- Input
/---

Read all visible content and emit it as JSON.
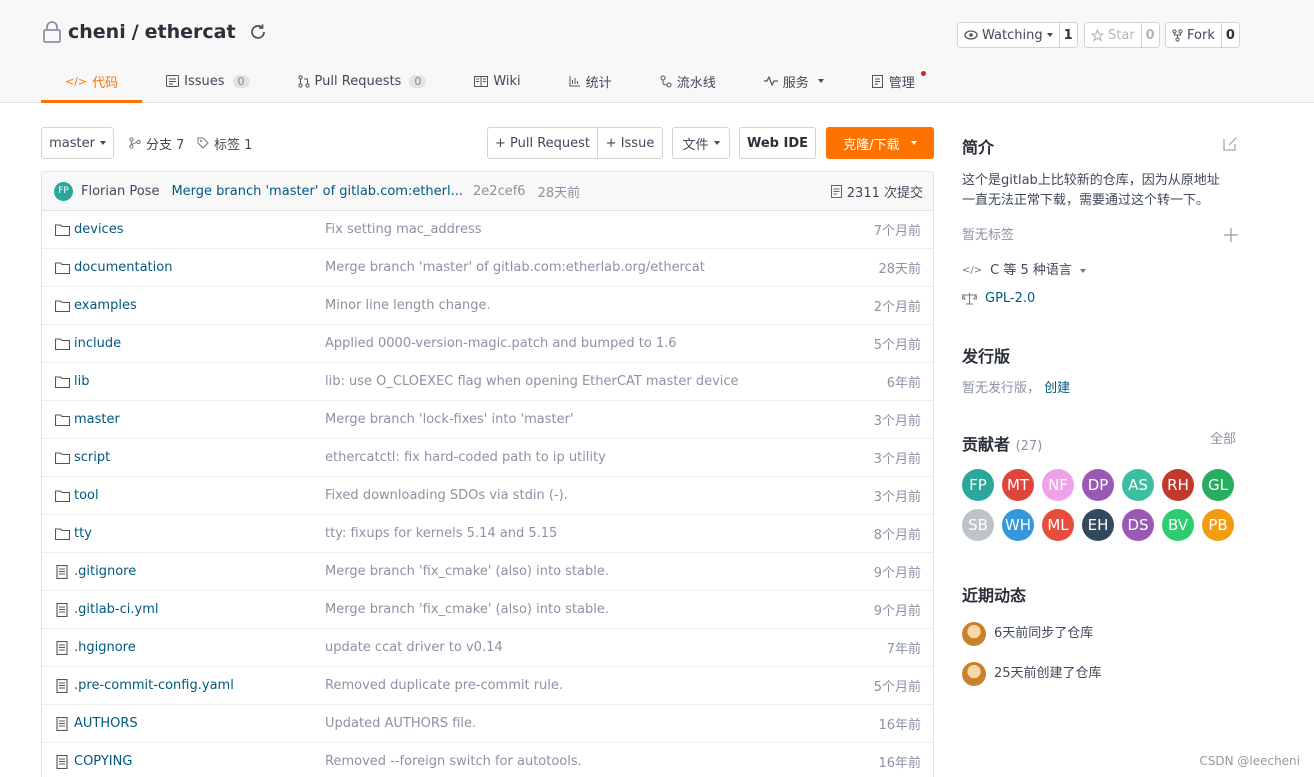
{
  "repo": {
    "owner": "cheni",
    "sep": "/",
    "name": "ethercat"
  },
  "actions": {
    "watch": {
      "label": "Watching",
      "count": "1"
    },
    "star": {
      "label": "Star",
      "count": "0"
    },
    "fork": {
      "label": "Fork",
      "count": "0"
    }
  },
  "tabs": [
    {
      "label": "代码",
      "icon": "code-icon"
    },
    {
      "label": "Issues",
      "badge": "0",
      "icon": "issues-icon"
    },
    {
      "label": "Pull Requests",
      "badge": "0",
      "icon": "pull-request-icon"
    },
    {
      "label": "Wiki",
      "icon": "wiki-icon"
    },
    {
      "label": "统计",
      "icon": "chart-icon"
    },
    {
      "label": "流水线",
      "icon": "pipeline-icon"
    },
    {
      "label": "服务",
      "icon": "pulse-icon"
    },
    {
      "label": "管理",
      "icon": "manage-icon"
    }
  ],
  "toolbar": {
    "branch": "master",
    "branches": "分支 7",
    "tags": "标签 1",
    "pull_request": "+ Pull Request",
    "issue": "+ Issue",
    "file": "文件",
    "web_ide": "Web IDE",
    "clone": "克隆/下载"
  },
  "commit": {
    "avatar": "FP",
    "author": "Florian Pose",
    "message": "Merge branch 'master' of gitlab.com:etherl...",
    "sha": "2e2cef6",
    "time": "28天前",
    "count": "2311 次提交"
  },
  "files": [
    {
      "type": "folder",
      "name": "devices",
      "msg": "Fix setting mac_address",
      "time": "7个月前"
    },
    {
      "type": "folder",
      "name": "documentation",
      "msg": "Merge branch 'master' of gitlab.com:etherlab.org/ethercat",
      "time": "28天前"
    },
    {
      "type": "folder",
      "name": "examples",
      "msg": "Minor line length change.",
      "time": "2个月前"
    },
    {
      "type": "folder",
      "name": "include",
      "msg": "Applied 0000-version-magic.patch and bumped to 1.6",
      "time": "5个月前"
    },
    {
      "type": "folder",
      "name": "lib",
      "msg": "lib: use O_CLOEXEC flag when opening EtherCAT master device",
      "time": "6年前"
    },
    {
      "type": "folder",
      "name": "master",
      "msg": "Merge branch 'lock-fixes' into 'master'",
      "time": "3个月前"
    },
    {
      "type": "folder",
      "name": "script",
      "msg": "ethercatctl: fix hard-coded path to ip utility",
      "time": "3个月前"
    },
    {
      "type": "folder",
      "name": "tool",
      "msg": "Fixed downloading SDOs via stdin (-).",
      "time": "3个月前"
    },
    {
      "type": "folder",
      "name": "tty",
      "msg": "tty: fixups for kernels 5.14 and 5.15",
      "time": "8个月前"
    },
    {
      "type": "file",
      "name": ".gitignore",
      "msg": "Merge branch 'fix_cmake' (also) into stable.",
      "time": "9个月前"
    },
    {
      "type": "file",
      "name": ".gitlab-ci.yml",
      "msg": "Merge branch 'fix_cmake' (also) into stable.",
      "time": "9个月前"
    },
    {
      "type": "file",
      "name": ".hgignore",
      "msg": "update ccat driver to v0.14",
      "time": "7年前"
    },
    {
      "type": "file",
      "name": ".pre-commit-config.yaml",
      "msg": "Removed duplicate pre-commit rule.",
      "time": "5个月前"
    },
    {
      "type": "file",
      "name": "AUTHORS",
      "msg": "Updated AUTHORS file.",
      "time": "16年前"
    },
    {
      "type": "file",
      "name": "COPYING",
      "msg": "Removed --foreign switch for autotools.",
      "time": "16年前"
    }
  ],
  "sidebar": {
    "intro_title": "简介",
    "intro_line1": "这个是gitlab上比较新的仓库，因为从原地址",
    "intro_line2": "一直无法正常下载，需要通过这个转一下。",
    "no_tags": "暂无标签",
    "language": "C 等 5 种语言",
    "license": "GPL-2.0",
    "release_title": "发行版",
    "no_release": "暂无发行版，",
    "create": "创建",
    "contributors_title": "贡献者",
    "contributors_count": "(27)",
    "all": "全部",
    "contributors": [
      {
        "initials": "FP",
        "color": "#2aa69a"
      },
      {
        "initials": "MT",
        "color": "#e0453b"
      },
      {
        "initials": "NF",
        "color": "#eea3e8"
      },
      {
        "initials": "DP",
        "color": "#9b59b6"
      },
      {
        "initials": "AS",
        "color": "#3ebea0"
      },
      {
        "initials": "RH",
        "color": "#c0392b"
      },
      {
        "initials": "GL",
        "color": "#27ae60"
      },
      {
        "initials": "SB",
        "color": "#bdc3c7"
      },
      {
        "initials": "WH",
        "color": "#3498db"
      },
      {
        "initials": "ML",
        "color": "#e74c3c"
      },
      {
        "initials": "EH",
        "color": "#34495e"
      },
      {
        "initials": "DS",
        "color": "#9b59b6"
      },
      {
        "initials": "BV",
        "color": "#2ecc71"
      },
      {
        "initials": "PB",
        "color": "#f39c12"
      }
    ],
    "activity_title": "近期动态",
    "activity1": "6天前同步了仓库",
    "activity2": "25天前创建了仓库"
  },
  "watermark": "CSDN @leecheni"
}
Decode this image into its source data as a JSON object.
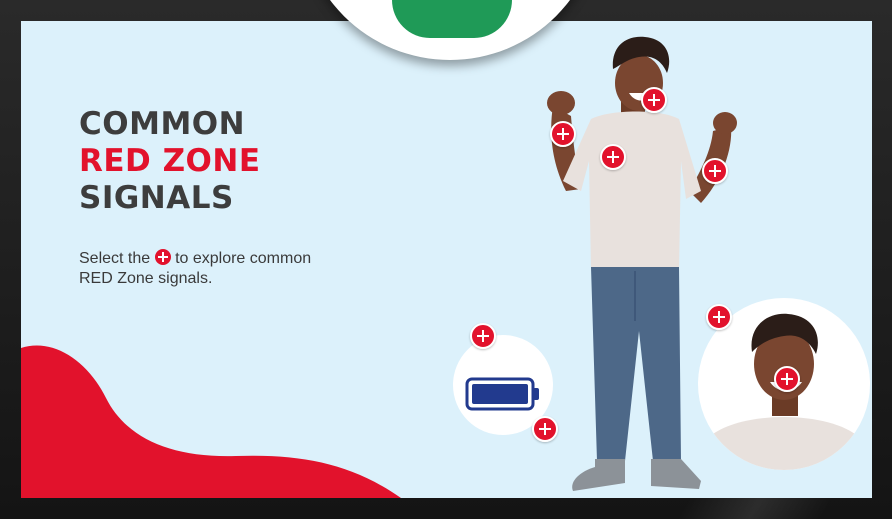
{
  "title": {
    "line1": "COMMON",
    "line2": "RED ZONE",
    "line3": "SIGNALS"
  },
  "instructions": {
    "before_icon": "Select the",
    "after_icon": "to explore common RED Zone signals."
  },
  "icons": {
    "hotspot": "plus-circle-icon",
    "battery": "low-battery-icon"
  },
  "colors": {
    "accent_red": "#e2122c",
    "screen_bg": "#dcf1fb",
    "badge_green": "#1f9a57",
    "battery_blue": "#223a8e",
    "title_text": "#3d3d3d"
  }
}
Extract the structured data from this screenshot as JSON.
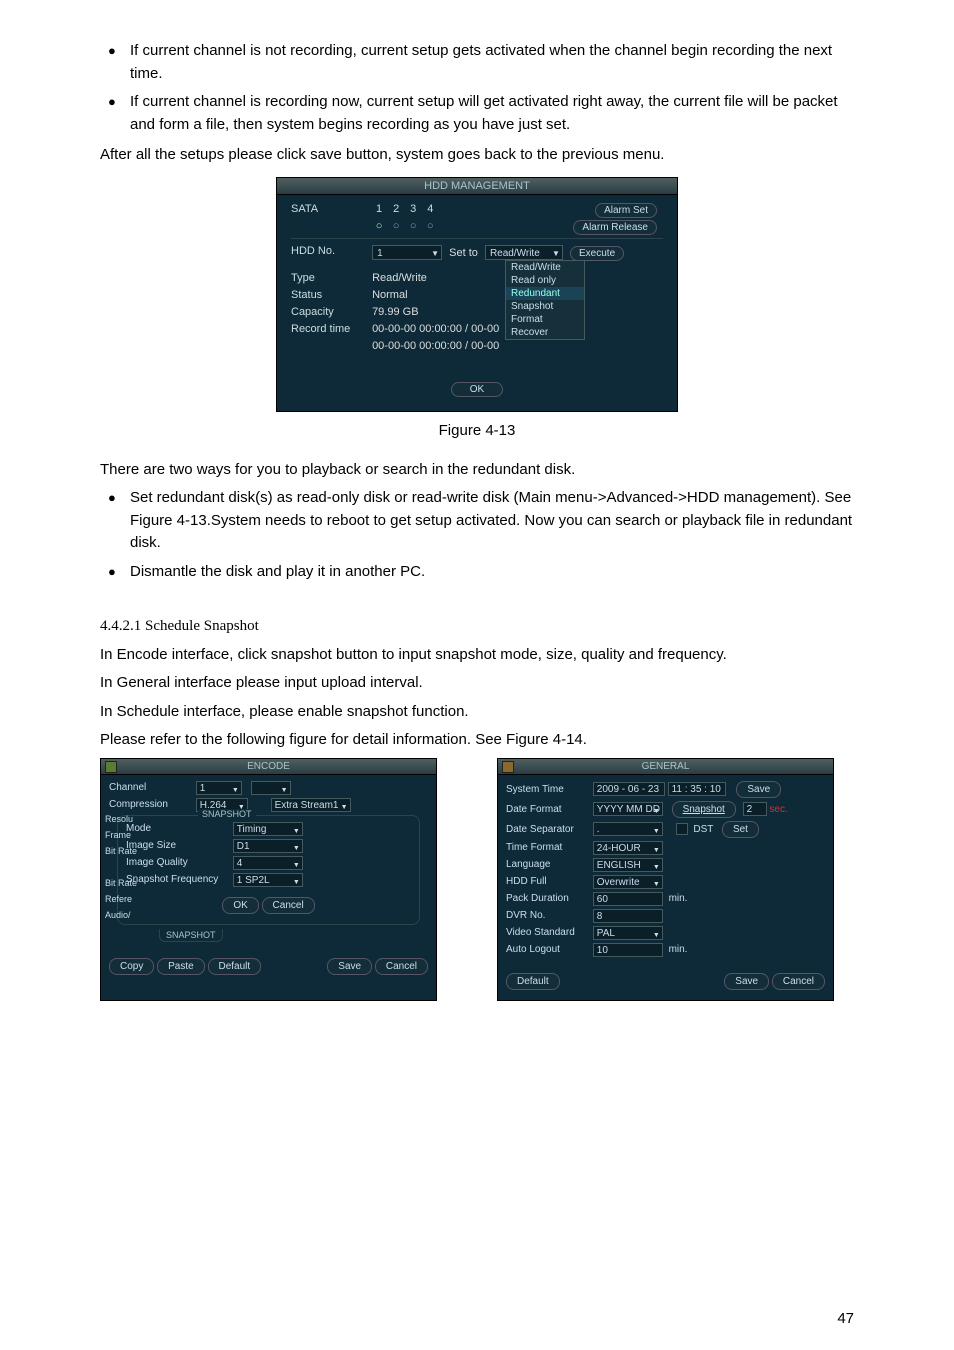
{
  "bullets_top": [
    "If current channel is not recording, current setup gets activated when the channel begin recording the next time.",
    "If current channel is recording now, current setup will get activated right away, the current file will be packet and form a file, then system begins recording as you have just set."
  ],
  "after_bullets": "After all the setups please click save button, system goes back to the previous menu.",
  "figure_caption": "Figure 4-13",
  "para2": "There are two ways for you to playback or search in the redundant disk.",
  "bullets_mid": [
    "Set redundant disk(s) as read-only disk or read-write disk (Main menu->Advanced->HDD management).  See Figure 4-13.System needs to reboot to get setup activated. Now you can search or playback file in redundant disk.",
    "Dismantle the disk and play it in another PC."
  ],
  "section": "4.4.2.1 Schedule Snapshot",
  "para_s1": "In Encode interface, click snapshot button to input snapshot mode, size, quality and frequency.",
  "para_s2": "In General interface please input upload interval.",
  "para_s3": "In Schedule interface, please enable snapshot function.",
  "para_s4": "Please refer to the following figure for detail information. See Figure 4-14.",
  "pagenum": "47",
  "hdd": {
    "title": "HDD MANAGEMENT",
    "sata": "SATA",
    "s1": "1",
    "s2": "2",
    "s3": "3",
    "s4": "4",
    "alarm_set": "Alarm Set",
    "alarm_release": "Alarm Release",
    "hdd_no": "HDD No.",
    "hdd_no_val": "1",
    "set_to": "Set to",
    "set_to_val": "Read/Write",
    "execute": "Execute",
    "dd1": "Read/Write",
    "dd2": "Read only",
    "dd3": "Redundant",
    "dd4": "Snapshot",
    "dd5": "Format",
    "dd6": "Recover",
    "type": "Type",
    "type_val": "Read/Write",
    "status": "Status",
    "status_val": "Normal",
    "capacity": "Capacity",
    "capacity_val": "79.99 GB",
    "record_time": "Record time",
    "rt1": "00-00-00 00:00:00 / 00-00",
    "rt2": "00-00-00 00:00:00 / 00-00",
    "ok": "OK"
  },
  "enc": {
    "title": "ENCODE",
    "channel": "Channel",
    "channel_val": "1",
    "compression": "Compression",
    "comp_val": "H.264",
    "extra": "Extra Stream1",
    "resol": "Resolu",
    "snapshot_title": "SNAPSHOT",
    "frame": "Frame",
    "mode_l": "Mode",
    "mode": "Timing",
    "bitrate": "Bit Rate",
    "size_l": "Image Size",
    "size": "D1",
    "qual_l": "Image Quality",
    "quality": "4",
    "bitrate2": "Bit Rate",
    "freq_l": "Snapshot Frequency",
    "freq": "1 SP2L",
    "refer": "Refere",
    "audio": "Audio/",
    "ok": "OK",
    "cancel": "Cancel",
    "tab": "SNAPSHOT",
    "copy": "Copy",
    "paste": "Paste",
    "default": "Default",
    "save": "Save",
    "cancel2": "Cancel"
  },
  "gen": {
    "title": "GENERAL",
    "system_time": "System Time",
    "st_date": "2009 - 06 - 23",
    "st_time": "11 : 35 : 10",
    "save": "Save",
    "date_format": "Date Format",
    "df_val": "YYYY MM DD",
    "snapshot": "Snapshot",
    "snap_num": "2",
    "sec": "sec.",
    "date_sep": "Date Separator",
    "sep_val": ".",
    "dst": "DST",
    "set": "Set",
    "time_format": "Time Format",
    "tf_val": "24-HOUR",
    "language": "Language",
    "lang_val": "ENGLISH",
    "hdd_full": "HDD Full",
    "hf_val": "Overwrite",
    "pack_dur": "Pack Duration",
    "pd_val": "60",
    "min": "min.",
    "dvr_no": "DVR No.",
    "dvr_val": "8",
    "vstd": "Video Standard",
    "vstd_val": "PAL",
    "auto_logout": "Auto Logout",
    "al_val": "10",
    "min2": "min.",
    "default": "Default",
    "save2": "Save",
    "cancel": "Cancel"
  }
}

\---

From the entries above, select each line containing the string "playback".

- Result of this task
  "para2": "There are two ways for you to playback or search in the redundant disk.",
    "Set redundant disk(s) as read-only disk or read-write disk (Main menu->Advanced->HDD management).  See Figure 4-13.System needs to reboot to get setup activated. Now you can search or playback file in redundant disk.",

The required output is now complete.